§ What is expected:
Where a line in the listing below contains the word "tienen", copy that line.

§ Records provided:
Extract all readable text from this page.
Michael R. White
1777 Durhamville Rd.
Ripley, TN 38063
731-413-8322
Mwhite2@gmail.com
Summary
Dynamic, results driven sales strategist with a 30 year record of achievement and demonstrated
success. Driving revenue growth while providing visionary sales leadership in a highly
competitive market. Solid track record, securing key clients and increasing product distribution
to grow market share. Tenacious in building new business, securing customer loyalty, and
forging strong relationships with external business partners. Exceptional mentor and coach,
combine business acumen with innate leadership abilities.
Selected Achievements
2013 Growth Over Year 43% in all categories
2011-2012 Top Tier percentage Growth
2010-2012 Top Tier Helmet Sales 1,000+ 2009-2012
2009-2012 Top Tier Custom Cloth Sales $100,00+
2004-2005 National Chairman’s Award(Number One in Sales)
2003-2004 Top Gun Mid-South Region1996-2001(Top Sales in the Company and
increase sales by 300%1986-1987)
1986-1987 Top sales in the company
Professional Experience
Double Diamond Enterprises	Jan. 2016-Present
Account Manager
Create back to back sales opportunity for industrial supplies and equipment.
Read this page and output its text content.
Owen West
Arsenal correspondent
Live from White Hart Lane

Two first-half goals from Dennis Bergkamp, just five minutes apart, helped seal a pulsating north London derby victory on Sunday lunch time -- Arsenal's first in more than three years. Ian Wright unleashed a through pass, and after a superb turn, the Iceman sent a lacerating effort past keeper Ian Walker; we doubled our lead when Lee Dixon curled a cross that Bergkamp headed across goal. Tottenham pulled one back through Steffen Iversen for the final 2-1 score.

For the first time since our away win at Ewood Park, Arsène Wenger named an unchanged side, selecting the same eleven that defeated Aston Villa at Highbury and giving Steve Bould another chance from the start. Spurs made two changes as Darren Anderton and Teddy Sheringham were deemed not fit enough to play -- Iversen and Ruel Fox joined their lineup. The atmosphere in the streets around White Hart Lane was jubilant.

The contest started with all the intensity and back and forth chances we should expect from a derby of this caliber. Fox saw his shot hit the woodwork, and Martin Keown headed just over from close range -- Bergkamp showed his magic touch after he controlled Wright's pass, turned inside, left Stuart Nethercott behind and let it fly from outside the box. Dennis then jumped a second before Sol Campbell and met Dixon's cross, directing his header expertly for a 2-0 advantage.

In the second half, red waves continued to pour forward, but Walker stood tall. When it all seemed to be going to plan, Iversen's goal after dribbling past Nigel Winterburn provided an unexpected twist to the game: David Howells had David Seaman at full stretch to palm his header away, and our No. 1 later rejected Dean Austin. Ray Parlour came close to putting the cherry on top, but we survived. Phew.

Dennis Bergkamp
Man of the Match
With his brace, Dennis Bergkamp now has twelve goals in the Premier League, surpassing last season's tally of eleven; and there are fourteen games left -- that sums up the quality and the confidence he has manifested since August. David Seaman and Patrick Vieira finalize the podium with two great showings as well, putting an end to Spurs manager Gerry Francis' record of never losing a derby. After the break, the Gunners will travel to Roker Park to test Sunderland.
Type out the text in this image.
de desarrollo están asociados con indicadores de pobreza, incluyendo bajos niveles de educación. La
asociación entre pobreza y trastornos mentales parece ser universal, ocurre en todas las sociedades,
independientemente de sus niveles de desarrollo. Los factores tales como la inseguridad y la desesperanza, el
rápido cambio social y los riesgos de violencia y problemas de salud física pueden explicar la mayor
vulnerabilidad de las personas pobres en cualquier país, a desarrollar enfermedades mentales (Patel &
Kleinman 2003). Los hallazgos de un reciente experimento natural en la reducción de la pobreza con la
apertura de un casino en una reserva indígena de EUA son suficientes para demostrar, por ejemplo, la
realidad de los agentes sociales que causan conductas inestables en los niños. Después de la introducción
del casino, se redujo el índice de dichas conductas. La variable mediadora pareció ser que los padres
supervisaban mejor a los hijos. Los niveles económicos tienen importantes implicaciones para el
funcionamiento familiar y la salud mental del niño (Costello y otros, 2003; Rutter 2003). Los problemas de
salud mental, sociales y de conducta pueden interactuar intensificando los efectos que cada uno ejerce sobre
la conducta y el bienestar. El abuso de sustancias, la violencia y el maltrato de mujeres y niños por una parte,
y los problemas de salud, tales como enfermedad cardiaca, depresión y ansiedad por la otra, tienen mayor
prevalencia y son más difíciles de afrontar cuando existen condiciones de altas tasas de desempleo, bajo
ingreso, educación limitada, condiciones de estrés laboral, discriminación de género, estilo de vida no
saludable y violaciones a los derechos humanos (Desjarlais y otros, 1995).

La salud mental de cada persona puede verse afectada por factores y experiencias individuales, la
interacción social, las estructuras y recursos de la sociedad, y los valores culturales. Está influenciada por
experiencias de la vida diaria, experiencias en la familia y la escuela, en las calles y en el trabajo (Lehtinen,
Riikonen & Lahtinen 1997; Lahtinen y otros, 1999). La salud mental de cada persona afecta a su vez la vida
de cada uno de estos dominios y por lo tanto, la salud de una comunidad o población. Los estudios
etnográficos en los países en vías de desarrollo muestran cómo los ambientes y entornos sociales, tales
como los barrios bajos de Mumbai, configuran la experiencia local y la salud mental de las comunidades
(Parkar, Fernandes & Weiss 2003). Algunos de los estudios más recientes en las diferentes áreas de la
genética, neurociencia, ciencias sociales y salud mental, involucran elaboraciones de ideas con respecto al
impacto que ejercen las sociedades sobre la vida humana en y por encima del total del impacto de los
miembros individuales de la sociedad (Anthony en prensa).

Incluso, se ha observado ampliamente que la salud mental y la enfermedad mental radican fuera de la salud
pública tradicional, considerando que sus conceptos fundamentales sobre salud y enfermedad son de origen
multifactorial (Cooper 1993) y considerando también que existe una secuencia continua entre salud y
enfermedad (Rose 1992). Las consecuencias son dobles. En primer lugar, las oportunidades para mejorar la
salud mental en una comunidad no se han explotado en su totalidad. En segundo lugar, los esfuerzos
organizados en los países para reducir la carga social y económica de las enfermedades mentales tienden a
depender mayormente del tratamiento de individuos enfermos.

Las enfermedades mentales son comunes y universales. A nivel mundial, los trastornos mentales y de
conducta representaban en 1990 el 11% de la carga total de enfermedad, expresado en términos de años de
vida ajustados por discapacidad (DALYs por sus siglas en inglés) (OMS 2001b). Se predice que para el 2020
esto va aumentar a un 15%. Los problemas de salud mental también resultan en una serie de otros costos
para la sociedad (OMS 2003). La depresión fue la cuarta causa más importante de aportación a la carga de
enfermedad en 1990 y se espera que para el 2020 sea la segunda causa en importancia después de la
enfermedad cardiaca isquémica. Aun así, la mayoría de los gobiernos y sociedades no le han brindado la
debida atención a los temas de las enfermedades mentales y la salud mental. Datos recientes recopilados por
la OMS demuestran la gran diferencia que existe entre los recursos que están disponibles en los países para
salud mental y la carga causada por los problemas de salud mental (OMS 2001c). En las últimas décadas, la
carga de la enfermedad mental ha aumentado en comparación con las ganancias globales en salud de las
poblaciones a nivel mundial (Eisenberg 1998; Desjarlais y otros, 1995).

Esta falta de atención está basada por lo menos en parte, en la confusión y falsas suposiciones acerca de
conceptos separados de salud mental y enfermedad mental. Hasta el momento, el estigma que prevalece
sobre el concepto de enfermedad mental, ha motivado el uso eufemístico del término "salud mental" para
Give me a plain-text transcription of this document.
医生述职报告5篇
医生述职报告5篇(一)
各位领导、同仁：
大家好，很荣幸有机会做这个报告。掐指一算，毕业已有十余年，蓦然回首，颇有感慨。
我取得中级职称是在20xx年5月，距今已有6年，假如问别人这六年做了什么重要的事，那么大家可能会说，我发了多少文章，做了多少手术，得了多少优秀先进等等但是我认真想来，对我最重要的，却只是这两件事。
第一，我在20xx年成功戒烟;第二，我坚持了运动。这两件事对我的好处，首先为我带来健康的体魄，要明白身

§ The answer:
supervisaban mejor a los hijos. Los niveles económicos tienen importantes implicaciones para el
y los problemas de salud, tales como enfermedad cardiaca, depresión y ansiedad por la otra, tienen mayor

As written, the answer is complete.